Data listing:
>> START
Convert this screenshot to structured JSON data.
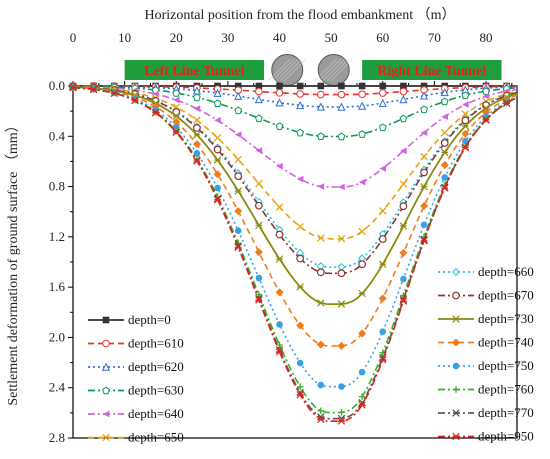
{
  "chart_data": {
    "type": "line",
    "title": "",
    "xlabel": "Horizontal position from the flood embankment （m）",
    "ylabel": "Settlement deformation of ground surface （mm）",
    "xlim": [
      0,
      86
    ],
    "ylim": [
      0,
      2.8
    ],
    "y_inverted": true,
    "x_axis_position": "top",
    "x_ticks": [
      "0",
      "10",
      "20",
      "30",
      "40",
      "50",
      "60",
      "70",
      "80"
    ],
    "y_ticks": [
      "0.0",
      "0.4",
      "0.8",
      "1.2",
      "1.6",
      "2.0",
      "2.4",
      "2.8"
    ],
    "grid": false,
    "legend_placement": "bottom-left and bottom-right",
    "annotations": [
      {
        "type": "box",
        "label": "Left Line Tunnel",
        "x": [
          10,
          37
        ],
        "color": "#1f9e3f"
      },
      {
        "type": "box",
        "label": "Right Line Tunnel",
        "x": [
          56,
          83
        ],
        "color": "#1f9e3f"
      },
      {
        "type": "tunnel",
        "x_center": 41.5,
        "diameter": 6
      },
      {
        "type": "tunnel",
        "x_center": 50.5,
        "diameter": 6
      }
    ],
    "trough_center_x": 51,
    "series": [
      {
        "name": "depth=0",
        "max_settlement": 0.0,
        "color": "#333333",
        "dash": "solid",
        "marker": "square"
      },
      {
        "name": "depth=610",
        "max_settlement": 0.07,
        "color": "#e8322b",
        "dash": "dashed",
        "marker": "circle-open"
      },
      {
        "name": "depth=620",
        "max_settlement": 0.17,
        "color": "#2f6fd6",
        "dash": "dotted",
        "marker": "triangle-open"
      },
      {
        "name": "depth=630",
        "max_settlement": 0.41,
        "color": "#0a9a53",
        "dash": "dashdot",
        "marker": "pentagon"
      },
      {
        "name": "depth=640",
        "max_settlement": 0.82,
        "color": "#cf63e0",
        "dash": "dashdot",
        "marker": "triangle-left"
      },
      {
        "name": "depth=650",
        "max_settlement": 1.24,
        "color": "#e8a30f",
        "dash": "dashed",
        "marker": "x"
      },
      {
        "name": "depth=660",
        "max_settlement": 1.47,
        "color": "#20c0e0",
        "dash": "dotted",
        "marker": "diamond"
      },
      {
        "name": "depth=670",
        "max_settlement": 1.52,
        "color": "#8c3232",
        "dash": "dashdot",
        "marker": "circle-half"
      },
      {
        "name": "depth=730",
        "max_settlement": 1.77,
        "color": "#8a8a10",
        "dash": "solid",
        "marker": "star"
      },
      {
        "name": "depth=740",
        "max_settlement": 2.11,
        "color": "#f07c1c",
        "dash": "dashed",
        "marker": "half-diamond"
      },
      {
        "name": "depth=750",
        "max_settlement": 2.44,
        "color": "#3aa0e6",
        "dash": "dotted",
        "marker": "circle"
      },
      {
        "name": "depth=760",
        "max_settlement": 2.65,
        "color": "#33b324",
        "dash": "dashdot",
        "marker": "plus"
      },
      {
        "name": "depth=770",
        "max_settlement": 2.7,
        "color": "#555555",
        "dash": "dashdot",
        "marker": "x"
      },
      {
        "name": "depth=950",
        "max_settlement": 2.72,
        "color": "#e0221e",
        "dash": "dashdot",
        "marker": "star6"
      }
    ],
    "legend_left": [
      "depth=0",
      "depth=610",
      "depth=620",
      "depth=630",
      "depth=640",
      "depth=650"
    ],
    "legend_right": [
      "depth=660",
      "depth=670",
      "depth=730",
      "depth=740",
      "depth=750",
      "depth=760",
      "depth=770",
      "depth=950"
    ]
  }
}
>> END
WHAT IS ASKED. Extract the entries in full, exactly as they are, minus the pictures.

OUTPUT BELOW.
Convert this screenshot to structured JSON data.
{
  "chart_data": {
    "type": "line",
    "title": "",
    "xlabel": "Horizontal position from the flood embankment （m）",
    "ylabel": "Settlement deformation of ground surface （mm）",
    "xlim": [
      0,
      86
    ],
    "ylim": [
      0,
      2.8
    ],
    "y_inverted": true,
    "x_axis_position": "top",
    "x_ticks": [
      "0",
      "10",
      "20",
      "30",
      "40",
      "50",
      "60",
      "70",
      "80"
    ],
    "y_ticks": [
      "0.0",
      "0.4",
      "0.8",
      "1.2",
      "1.6",
      "2.0",
      "2.4",
      "2.8"
    ],
    "grid": false,
    "legend_placement": "bottom-left and bottom-right",
    "annotations": [
      {
        "type": "box",
        "label": "Left Line Tunnel",
        "x": [
          10,
          37
        ],
        "color": "#1f9e3f"
      },
      {
        "type": "box",
        "label": "Right Line Tunnel",
        "x": [
          56,
          83
        ],
        "color": "#1f9e3f"
      },
      {
        "type": "tunnel",
        "x_center": 41.5,
        "diameter": 6
      },
      {
        "type": "tunnel",
        "x_center": 50.5,
        "diameter": 6
      }
    ],
    "trough_center_x": 51,
    "series": [
      {
        "name": "depth=0",
        "max_settlement": 0.0,
        "color": "#333333",
        "dash": "solid",
        "marker": "square"
      },
      {
        "name": "depth=610",
        "max_settlement": 0.07,
        "color": "#e8322b",
        "dash": "dashed",
        "marker": "circle-open"
      },
      {
        "name": "depth=620",
        "max_settlement": 0.17,
        "color": "#2f6fd6",
        "dash": "dotted",
        "marker": "triangle-open"
      },
      {
        "name": "depth=630",
        "max_settlement": 0.41,
        "color": "#0a9a53",
        "dash": "dashdot",
        "marker": "pentagon"
      },
      {
        "name": "depth=640",
        "max_settlement": 0.82,
        "color": "#cf63e0",
        "dash": "dashdot",
        "marker": "triangle-left"
      },
      {
        "name": "depth=650",
        "max_settlement": 1.24,
        "color": "#e8a30f",
        "dash": "dashed",
        "marker": "x"
      },
      {
        "name": "depth=660",
        "max_settlement": 1.47,
        "color": "#20c0e0",
        "dash": "dotted",
        "marker": "diamond"
      },
      {
        "name": "depth=670",
        "max_settlement": 1.52,
        "color": "#8c3232",
        "dash": "dashdot",
        "marker": "circle-half"
      },
      {
        "name": "depth=730",
        "max_settlement": 1.77,
        "color": "#8a8a10",
        "dash": "solid",
        "marker": "star"
      },
      {
        "name": "depth=740",
        "max_settlement": 2.11,
        "color": "#f07c1c",
        "dash": "dashed",
        "marker": "half-diamond"
      },
      {
        "name": "depth=750",
        "max_settlement": 2.44,
        "color": "#3aa0e6",
        "dash": "dotted",
        "marker": "circle"
      },
      {
        "name": "depth=760",
        "max_settlement": 2.65,
        "color": "#33b324",
        "dash": "dashdot",
        "marker": "plus"
      },
      {
        "name": "depth=770",
        "max_settlement": 2.7,
        "color": "#555555",
        "dash": "dashdot",
        "marker": "x"
      },
      {
        "name": "depth=950",
        "max_settlement": 2.72,
        "color": "#e0221e",
        "dash": "dashdot",
        "marker": "star6"
      }
    ],
    "legend_left": [
      "depth=0",
      "depth=610",
      "depth=620",
      "depth=630",
      "depth=640",
      "depth=650"
    ],
    "legend_right": [
      "depth=660",
      "depth=670",
      "depth=730",
      "depth=740",
      "depth=750",
      "depth=760",
      "depth=770",
      "depth=950"
    ]
  }
}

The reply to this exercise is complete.